**** Data supplied ****

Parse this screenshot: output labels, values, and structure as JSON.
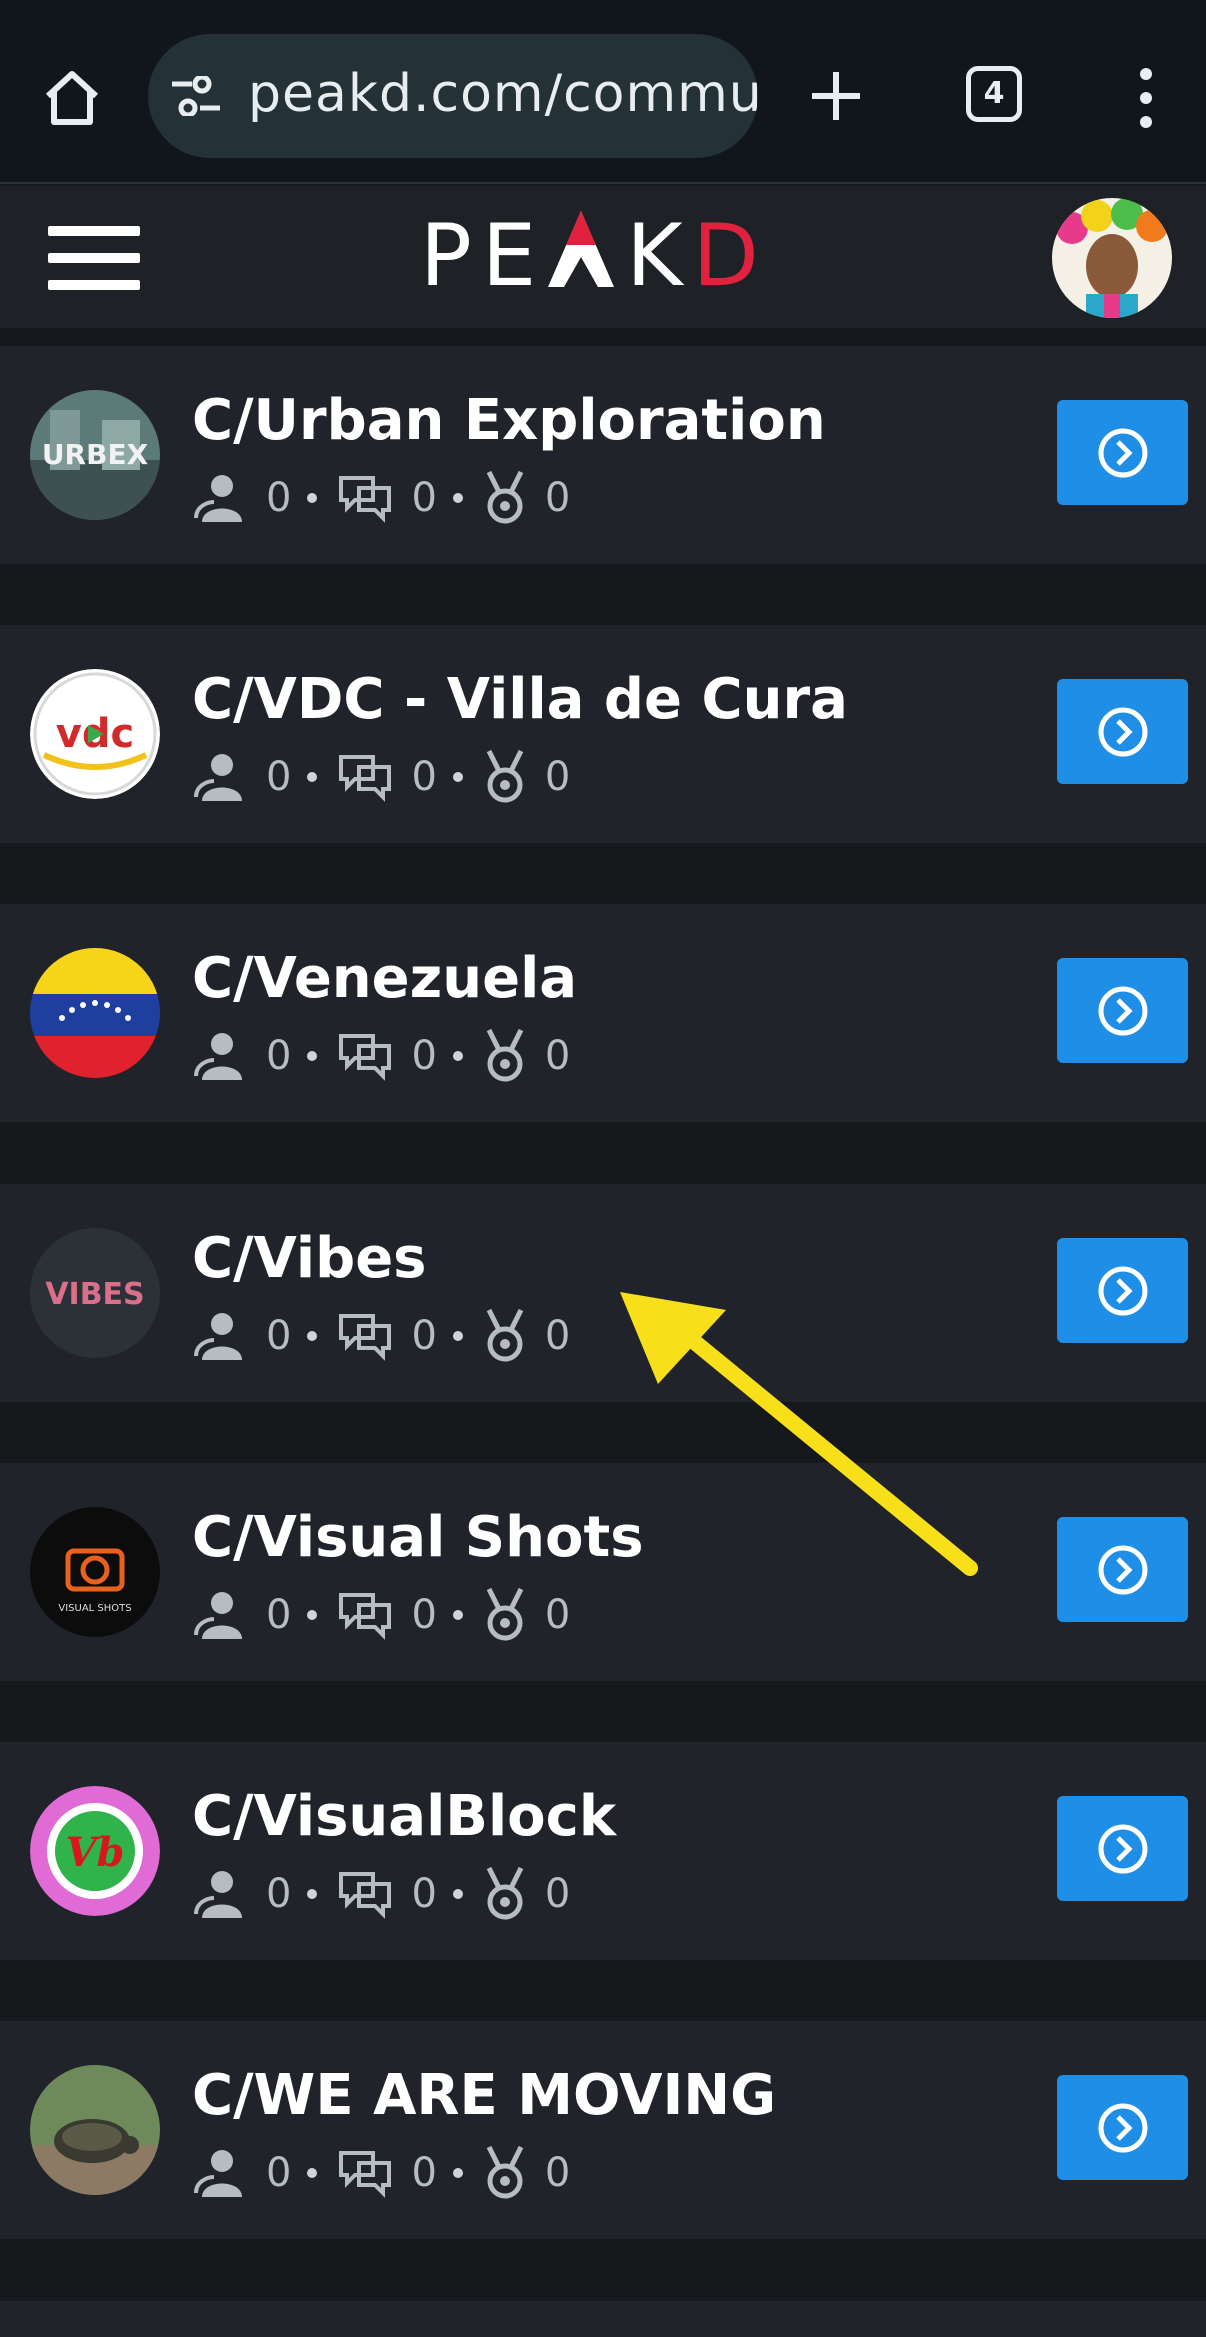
{
  "browser": {
    "url": "peakd.com/commur",
    "tab_count": "4",
    "icons": [
      "home-icon",
      "site-settings-icon",
      "new-tab-icon",
      "tab-switcher-icon",
      "more-menu-icon"
    ]
  },
  "header": {
    "logo": {
      "part1": "PE",
      "part2": "K",
      "part3": "D"
    },
    "icons": [
      "hamburger-menu-icon",
      "user-avatar"
    ]
  },
  "communities": [
    {
      "name": "C/Urban Exploration",
      "subscribers": "0",
      "posts": "0",
      "rewards": "0",
      "avatar": "urbex"
    },
    {
      "name": "C/VDC - Villa de Cura",
      "subscribers": "0",
      "posts": "0",
      "rewards": "0",
      "avatar": "vdc"
    },
    {
      "name": "C/Venezuela",
      "subscribers": "0",
      "posts": "0",
      "rewards": "0",
      "avatar": "venezuela-flag"
    },
    {
      "name": "C/Vibes",
      "subscribers": "0",
      "posts": "0",
      "rewards": "0",
      "avatar": "vibes"
    },
    {
      "name": "C/Visual Shots",
      "subscribers": "0",
      "posts": "0",
      "rewards": "0",
      "avatar": "visual-shots"
    },
    {
      "name": "C/VisualBlock",
      "subscribers": "0",
      "posts": "0",
      "rewards": "0",
      "avatar": "visualblock"
    },
    {
      "name": "C/WE ARE MOVING",
      "subscribers": "0",
      "posts": "0",
      "rewards": "0",
      "avatar": "turtle-photo"
    }
  ],
  "avatar_text": {
    "urbex": "URBEX",
    "vibes": "VIBES",
    "vdc": "vdc",
    "visual_shots": "VISUAL SHOTS",
    "visualblock": "Vb"
  },
  "colors": {
    "accent": "#1e8ee6",
    "brand_red": "#e0223f",
    "row_bg": "#20242a",
    "page_bg": "#16191c",
    "annotation_arrow": "#f7e01a"
  }
}
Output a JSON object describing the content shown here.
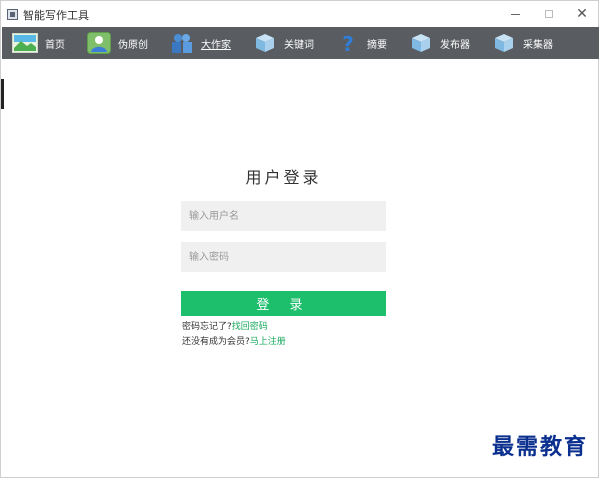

****

**Requirement**
Transcribe every record above exactly as written, leaving out any pictures.

**Result**
Parse this screenshot: output labels, values, and structure as JSON.
{
  "browser": {
    "url": "peakd.com/commur",
    "tab_count": "4",
    "icons": [
      "home-icon",
      "site-settings-icon",
      "new-tab-icon",
      "tab-switcher-icon",
      "more-menu-icon"
    ]
  },
  "header": {
    "logo": {
      "part1": "PE",
      "part2": "K",
      "part3": "D"
    },
    "icons": [
      "hamburger-menu-icon",
      "user-avatar"
    ]
  },
  "communities": [
    {
      "name": "C/Urban Exploration",
      "subscribers": "0",
      "posts": "0",
      "rewards": "0",
      "avatar": "urbex"
    },
    {
      "name": "C/VDC - Villa de Cura",
      "subscribers": "0",
      "posts": "0",
      "rewards": "0",
      "avatar": "vdc"
    },
    {
      "name": "C/Venezuela",
      "subscribers": "0",
      "posts": "0",
      "rewards": "0",
      "avatar": "venezuela-flag"
    },
    {
      "name": "C/Vibes",
      "subscribers": "0",
      "posts": "0",
      "rewards": "0",
      "avatar": "vibes"
    },
    {
      "name": "C/Visual Shots",
      "subscribers": "0",
      "posts": "0",
      "rewards": "0",
      "avatar": "visual-shots"
    },
    {
      "name": "C/VisualBlock",
      "subscribers": "0",
      "posts": "0",
      "rewards": "0",
      "avatar": "visualblock"
    },
    {
      "name": "C/WE ARE MOVING",
      "subscribers": "0",
      "posts": "0",
      "rewards": "0",
      "avatar": "turtle-photo"
    }
  ],
  "avatar_text": {
    "urbex": "URBEX",
    "vibes": "VIBES",
    "vdc": "vdc",
    "visual_shots": "VISUAL SHOTS",
    "visualblock": "Vb"
  },
  "colors": {
    "accent": "#1e8ee6",
    "brand_red": "#e0223f",
    "row_bg": "#20242a",
    "page_bg": "#16191c",
    "annotation_arrow": "#f7e01a"
  }
}
Output a JSON object describing the content shown here.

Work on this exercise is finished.